Exercise requirements -> Show all lines holding "color".

Data shown ->
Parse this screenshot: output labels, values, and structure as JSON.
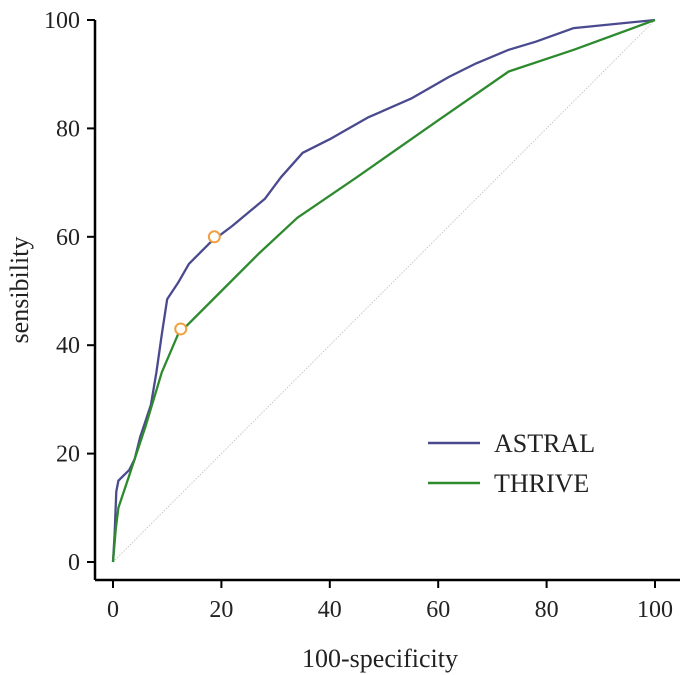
{
  "chart_data": {
    "type": "line",
    "title": "",
    "xlabel": "100-specificity",
    "ylabel": "sensibility",
    "xlim": [
      0,
      100
    ],
    "ylim": [
      0,
      100
    ],
    "xticks": [
      "0",
      "20",
      "40",
      "60",
      "80",
      "100"
    ],
    "yticks": [
      "0",
      "20",
      "40",
      "60",
      "80",
      "100"
    ],
    "grid": false,
    "legend_position": "bottom-right",
    "reference_line": {
      "x": [
        0,
        100
      ],
      "y": [
        0,
        100
      ],
      "color": "#c8c8c8"
    },
    "series": [
      {
        "name": "ASTRAL",
        "color": "#4a4a8e",
        "x": [
          0,
          0.3,
          0.6,
          1,
          2,
          3,
          4,
          5,
          6,
          7,
          8,
          9,
          10,
          12,
          14,
          18,
          22,
          28,
          31,
          35,
          40,
          47,
          55,
          62,
          67,
          73,
          78,
          85,
          100
        ],
        "y": [
          0,
          5,
          13,
          15,
          16,
          17,
          19,
          23,
          26,
          29,
          35,
          42,
          48.5,
          51.5,
          55,
          59,
          62,
          67,
          71,
          75.5,
          78,
          82,
          85.5,
          89.5,
          92,
          94.5,
          96,
          98.5,
          100
        ],
        "marker": {
          "x": 18.7,
          "y": 60,
          "color": "#f0a040"
        }
      },
      {
        "name": "THRIVE",
        "color": "#2e8a2e",
        "x": [
          0,
          0.5,
          1,
          3,
          6,
          9,
          12,
          13,
          20,
          27,
          34,
          45,
          60,
          73,
          85,
          100
        ],
        "y": [
          0,
          6,
          10,
          16,
          25,
          35,
          42,
          43,
          50,
          57,
          63.5,
          71,
          81.5,
          90.5,
          94.5,
          100
        ],
        "marker": {
          "x": 12.5,
          "y": 43,
          "color": "#f0a040"
        }
      }
    ]
  }
}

Problem solution ->
      "color": "#c8c8c8"
        "color": "#4a4a8e",
          "color": "#f0a040"
        "color": "#2e8a2e",
          "color": "#f0a040"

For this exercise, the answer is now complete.